What this task involves:
Line by line, print the records exactly as they are, dropping the pictures.

BEGIN

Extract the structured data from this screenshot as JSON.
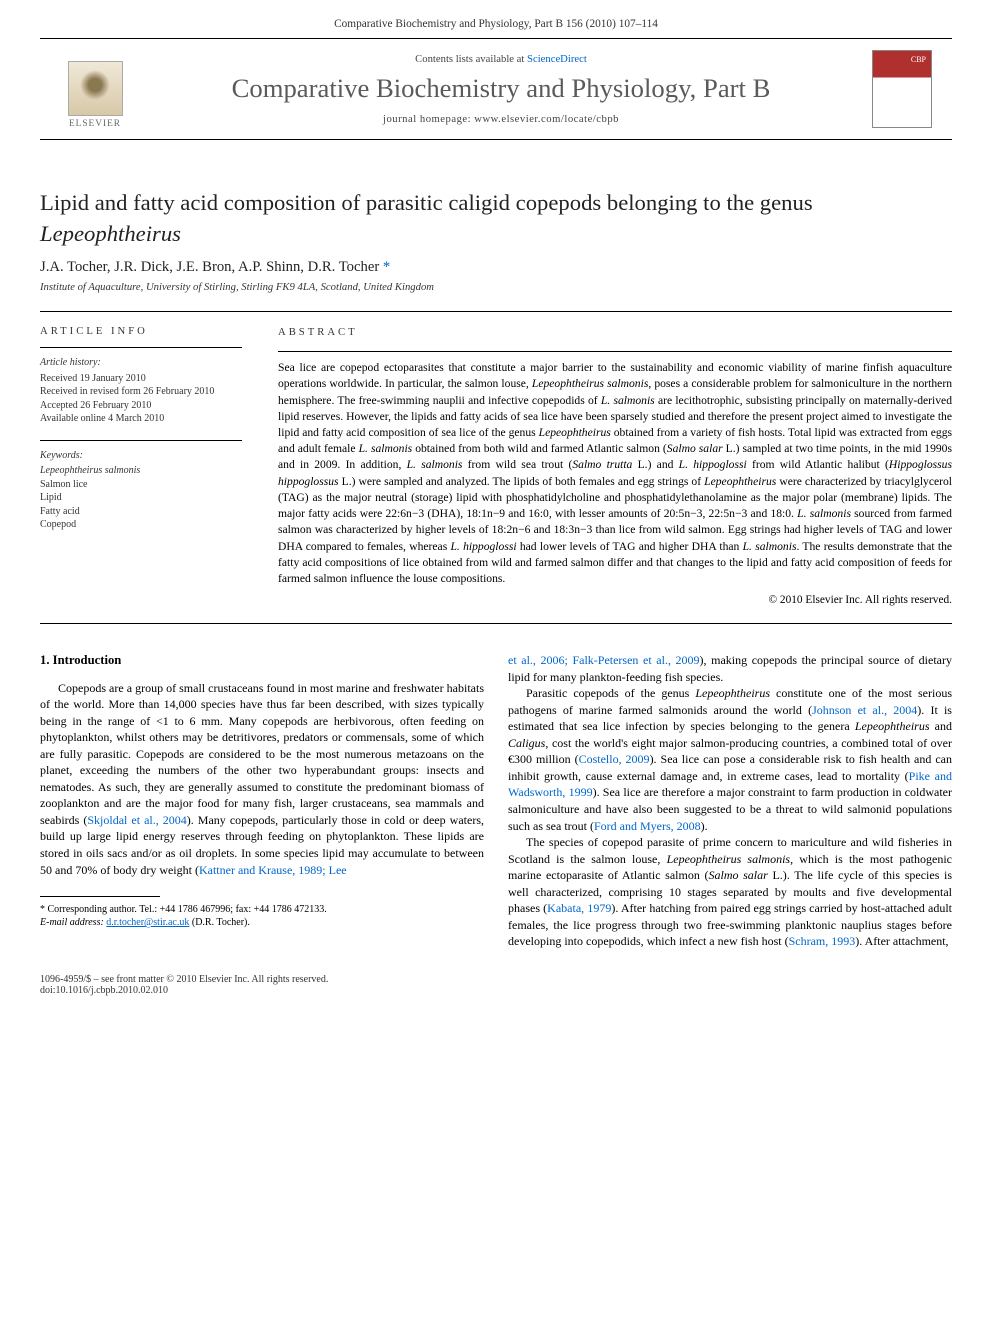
{
  "header": {
    "running_head": "Comparative Biochemistry and Physiology, Part B 156 (2010) 107–114"
  },
  "banner": {
    "contents_prefix": "Contents lists available at ",
    "contents_link": "ScienceDirect",
    "journal_name": "Comparative Biochemistry and Physiology, Part B",
    "homepage_prefix": "journal homepage: ",
    "homepage_url": "www.elsevier.com/locate/cbpb",
    "publisher_label": "ELSEVIER"
  },
  "article": {
    "title_pre": "Lipid and fatty acid composition of parasitic caligid copepods belonging to the genus ",
    "title_genus": "Lepeophtheirus",
    "authors": "J.A. Tocher, J.R. Dick, J.E. Bron, A.P. Shinn, D.R. Tocher ",
    "corr_mark": "*",
    "affiliation": "Institute of Aquaculture, University of Stirling, Stirling FK9 4LA, Scotland, United Kingdom"
  },
  "meta": {
    "info_heading": "article info",
    "history_label": "Article history:",
    "received": "Received 19 January 2010",
    "revised": "Received in revised form 26 February 2010",
    "accepted": "Accepted 26 February 2010",
    "online": "Available online 4 March 2010",
    "keywords_label": "Keywords:",
    "keywords": [
      "Lepeophtheirus salmonis",
      "Salmon lice",
      "Lipid",
      "Fatty acid",
      "Copepod"
    ]
  },
  "abstract": {
    "heading": "abstract",
    "text_parts": [
      "Sea lice are copepod ectoparasites that constitute a major barrier to the sustainability and economic viability of marine finfish aquaculture operations worldwide. In particular, the salmon louse, ",
      "Lepeophtheirus salmonis",
      ", poses a considerable problem for salmoniculture in the northern hemisphere. The free-swimming nauplii and infective copepodids of ",
      "L. salmonis",
      " are lecithotrophic, subsisting principally on maternally-derived lipid reserves. However, the lipids and fatty acids of sea lice have been sparsely studied and therefore the present project aimed to investigate the lipid and fatty acid composition of sea lice of the genus ",
      "Lepeophtheirus",
      " obtained from a variety of fish hosts. Total lipid was extracted from eggs and adult female ",
      "L. salmonis",
      " obtained from both wild and farmed Atlantic salmon (",
      "Salmo salar",
      " L.) sampled at two time points, in the mid 1990s and in 2009. In addition, ",
      "L. salmonis",
      " from wild sea trout (",
      "Salmo trutta",
      " L.) and ",
      "L. hippoglossi",
      " from wild Atlantic halibut (",
      "Hippoglossus hippoglossus",
      " L.) were sampled and analyzed. The lipids of both females and egg strings of ",
      "Lepeophtheirus",
      " were characterized by triacylglycerol (TAG) as the major neutral (storage) lipid with phosphatidylcholine and phosphatidylethanolamine as the major polar (membrane) lipids. The major fatty acids were 22:6n−3 (DHA), 18:1n−9 and 16:0, with lesser amounts of 20:5n−3, 22:5n−3 and 18:0. ",
      "L. salmonis",
      " sourced from farmed salmon was characterized by higher levels of 18:2n−6 and 18:3n−3 than lice from wild salmon. Egg strings had higher levels of TAG and lower DHA compared to females, whereas ",
      "L. hippoglossi",
      " had lower levels of TAG and higher DHA than ",
      "L. salmonis",
      ". The results demonstrate that the fatty acid compositions of lice obtained from wild and farmed salmon differ and that changes to the lipid and fatty acid composition of feeds for farmed salmon influence the louse compositions."
    ],
    "copyright": "© 2010 Elsevier Inc. All rights reserved."
  },
  "body": {
    "section_heading": "1. Introduction",
    "col1_p1_parts": [
      "Copepods are a group of small crustaceans found in most marine and freshwater habitats of the world. More than 14,000 species have thus far been described, with sizes typically being in the range of <1 to 6 mm. Many copepods are herbivorous, often feeding on phytoplankton, whilst others may be detritivores, predators or commensals, some of which are fully parasitic. Copepods are considered to be the most numerous metazoans on the planet, exceeding the numbers of the other two hyperabundant groups: insects and nematodes. As such, they are generally assumed to constitute the predominant biomass of zooplankton and are the major food for many fish, larger crustaceans, sea mammals and seabirds (",
      "Skjoldal et al., 2004",
      "). Many copepods, particularly those in cold or deep waters, build up large lipid energy reserves through feeding on phytoplankton. These lipids are stored in oils sacs and/or as oil droplets. In some species lipid may accumulate to between 50 and 70% of body dry weight (",
      "Kattner and Krause, 1989; Lee"
    ],
    "col2_p0_parts": [
      "et al., 2006; Falk-Petersen et al., 2009",
      "), making copepods the principal source of dietary lipid for many plankton-feeding fish species."
    ],
    "col2_p1_parts": [
      "Parasitic copepods of the genus ",
      "Lepeophtheirus",
      " constitute one of the most serious pathogens of marine farmed salmonids around the world (",
      "Johnson et al., 2004",
      "). It is estimated that sea lice infection by species belonging to the genera ",
      "Lepeophtheirus",
      " and ",
      "Caligus",
      ", cost the world's eight major salmon-producing countries, a combined total of over €300 million (",
      "Costello, 2009",
      "). Sea lice can pose a considerable risk to fish health and can inhibit growth, cause external damage and, in extreme cases, lead to mortality (",
      "Pike and Wadsworth, 1999",
      "). Sea lice are therefore a major constraint to farm production in coldwater salmoniculture and have also been suggested to be a threat to wild salmonid populations such as sea trout (",
      "Ford and Myers, 2008",
      ")."
    ],
    "col2_p2_parts": [
      "The species of copepod parasite of prime concern to mariculture and wild fisheries in Scotland is the salmon louse, ",
      "Lepeophtheirus salmonis",
      ", which is the most pathogenic marine ectoparasite of Atlantic salmon (",
      "Salmo salar",
      " L.). The life cycle of this species is well characterized, comprising 10 stages separated by moults and five developmental phases (",
      "Kabata, 1979",
      "). After hatching from paired egg strings carried by host-attached adult females, the lice progress through two free-swimming planktonic nauplius stages before developing into copepodids, which infect a new fish host (",
      "Schram, 1993",
      "). After attachment,"
    ]
  },
  "footnote": {
    "corr_label": "* Corresponding author. Tel.: +44 1786 467996; fax: +44 1786 472133.",
    "email_label": "E-mail address: ",
    "email": "d.r.tocher@stir.ac.uk",
    "email_suffix": " (D.R. Tocher)."
  },
  "footer": {
    "left_line1": "1096-4959/$ – see front matter © 2010 Elsevier Inc. All rights reserved.",
    "left_line2": "doi:10.1016/j.cbpb.2010.02.010"
  },
  "colors": {
    "link": "#0066cc",
    "text": "#000000",
    "muted": "#333333",
    "journal_name": "#5a5a5a"
  }
}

END

Solution for this problem:
Extract the structured data from this screenshot as JSON.
{
  "header": {
    "running_head": "Comparative Biochemistry and Physiology, Part B 156 (2010) 107–114"
  },
  "banner": {
    "contents_prefix": "Contents lists available at ",
    "contents_link": "ScienceDirect",
    "journal_name": "Comparative Biochemistry and Physiology, Part B",
    "homepage_prefix": "journal homepage: ",
    "homepage_url": "www.elsevier.com/locate/cbpb",
    "publisher_label": "ELSEVIER"
  },
  "article": {
    "title_pre": "Lipid and fatty acid composition of parasitic caligid copepods belonging to the genus ",
    "title_genus": "Lepeophtheirus",
    "authors": "J.A. Tocher, J.R. Dick, J.E. Bron, A.P. Shinn, D.R. Tocher ",
    "corr_mark": "*",
    "affiliation": "Institute of Aquaculture, University of Stirling, Stirling FK9 4LA, Scotland, United Kingdom"
  },
  "meta": {
    "info_heading": "article info",
    "history_label": "Article history:",
    "received": "Received 19 January 2010",
    "revised": "Received in revised form 26 February 2010",
    "accepted": "Accepted 26 February 2010",
    "online": "Available online 4 March 2010",
    "keywords_label": "Keywords:",
    "keywords": [
      "Lepeophtheirus salmonis",
      "Salmon lice",
      "Lipid",
      "Fatty acid",
      "Copepod"
    ]
  },
  "abstract": {
    "heading": "abstract",
    "text_parts": [
      "Sea lice are copepod ectoparasites that constitute a major barrier to the sustainability and economic viability of marine finfish aquaculture operations worldwide. In particular, the salmon louse, ",
      "Lepeophtheirus salmonis",
      ", poses a considerable problem for salmoniculture in the northern hemisphere. The free-swimming nauplii and infective copepodids of ",
      "L. salmonis",
      " are lecithotrophic, subsisting principally on maternally-derived lipid reserves. However, the lipids and fatty acids of sea lice have been sparsely studied and therefore the present project aimed to investigate the lipid and fatty acid composition of sea lice of the genus ",
      "Lepeophtheirus",
      " obtained from a variety of fish hosts. Total lipid was extracted from eggs and adult female ",
      "L. salmonis",
      " obtained from both wild and farmed Atlantic salmon (",
      "Salmo salar",
      " L.) sampled at two time points, in the mid 1990s and in 2009. In addition, ",
      "L. salmonis",
      " from wild sea trout (",
      "Salmo trutta",
      " L.) and ",
      "L. hippoglossi",
      " from wild Atlantic halibut (",
      "Hippoglossus hippoglossus",
      " L.) were sampled and analyzed. The lipids of both females and egg strings of ",
      "Lepeophtheirus",
      " were characterized by triacylglycerol (TAG) as the major neutral (storage) lipid with phosphatidylcholine and phosphatidylethanolamine as the major polar (membrane) lipids. The major fatty acids were 22:6n−3 (DHA), 18:1n−9 and 16:0, with lesser amounts of 20:5n−3, 22:5n−3 and 18:0. ",
      "L. salmonis",
      " sourced from farmed salmon was characterized by higher levels of 18:2n−6 and 18:3n−3 than lice from wild salmon. Egg strings had higher levels of TAG and lower DHA compared to females, whereas ",
      "L. hippoglossi",
      " had lower levels of TAG and higher DHA than ",
      "L. salmonis",
      ". The results demonstrate that the fatty acid compositions of lice obtained from wild and farmed salmon differ and that changes to the lipid and fatty acid composition of feeds for farmed salmon influence the louse compositions."
    ],
    "copyright": "© 2010 Elsevier Inc. All rights reserved."
  },
  "body": {
    "section_heading": "1. Introduction",
    "col1_p1_parts": [
      "Copepods are a group of small crustaceans found in most marine and freshwater habitats of the world. More than 14,000 species have thus far been described, with sizes typically being in the range of <1 to 6 mm. Many copepods are herbivorous, often feeding on phytoplankton, whilst others may be detritivores, predators or commensals, some of which are fully parasitic. Copepods are considered to be the most numerous metazoans on the planet, exceeding the numbers of the other two hyperabundant groups: insects and nematodes. As such, they are generally assumed to constitute the predominant biomass of zooplankton and are the major food for many fish, larger crustaceans, sea mammals and seabirds (",
      "Skjoldal et al., 2004",
      "). Many copepods, particularly those in cold or deep waters, build up large lipid energy reserves through feeding on phytoplankton. These lipids are stored in oils sacs and/or as oil droplets. In some species lipid may accumulate to between 50 and 70% of body dry weight (",
      "Kattner and Krause, 1989; Lee"
    ],
    "col2_p0_parts": [
      "et al., 2006; Falk-Petersen et al., 2009",
      "), making copepods the principal source of dietary lipid for many plankton-feeding fish species."
    ],
    "col2_p1_parts": [
      "Parasitic copepods of the genus ",
      "Lepeophtheirus",
      " constitute one of the most serious pathogens of marine farmed salmonids around the world (",
      "Johnson et al., 2004",
      "). It is estimated that sea lice infection by species belonging to the genera ",
      "Lepeophtheirus",
      " and ",
      "Caligus",
      ", cost the world's eight major salmon-producing countries, a combined total of over €300 million (",
      "Costello, 2009",
      "). Sea lice can pose a considerable risk to fish health and can inhibit growth, cause external damage and, in extreme cases, lead to mortality (",
      "Pike and Wadsworth, 1999",
      "). Sea lice are therefore a major constraint to farm production in coldwater salmoniculture and have also been suggested to be a threat to wild salmonid populations such as sea trout (",
      "Ford and Myers, 2008",
      ")."
    ],
    "col2_p2_parts": [
      "The species of copepod parasite of prime concern to mariculture and wild fisheries in Scotland is the salmon louse, ",
      "Lepeophtheirus salmonis",
      ", which is the most pathogenic marine ectoparasite of Atlantic salmon (",
      "Salmo salar",
      " L.). The life cycle of this species is well characterized, comprising 10 stages separated by moults and five developmental phases (",
      "Kabata, 1979",
      "). After hatching from paired egg strings carried by host-attached adult females, the lice progress through two free-swimming planktonic nauplius stages before developing into copepodids, which infect a new fish host (",
      "Schram, 1993",
      "). After attachment,"
    ]
  },
  "footnote": {
    "corr_label": "* Corresponding author. Tel.: +44 1786 467996; fax: +44 1786 472133.",
    "email_label": "E-mail address: ",
    "email": "d.r.tocher@stir.ac.uk",
    "email_suffix": " (D.R. Tocher)."
  },
  "footer": {
    "left_line1": "1096-4959/$ – see front matter © 2010 Elsevier Inc. All rights reserved.",
    "left_line2": "doi:10.1016/j.cbpb.2010.02.010"
  },
  "colors": {
    "link": "#0066cc",
    "text": "#000000",
    "muted": "#333333",
    "journal_name": "#5a5a5a"
  }
}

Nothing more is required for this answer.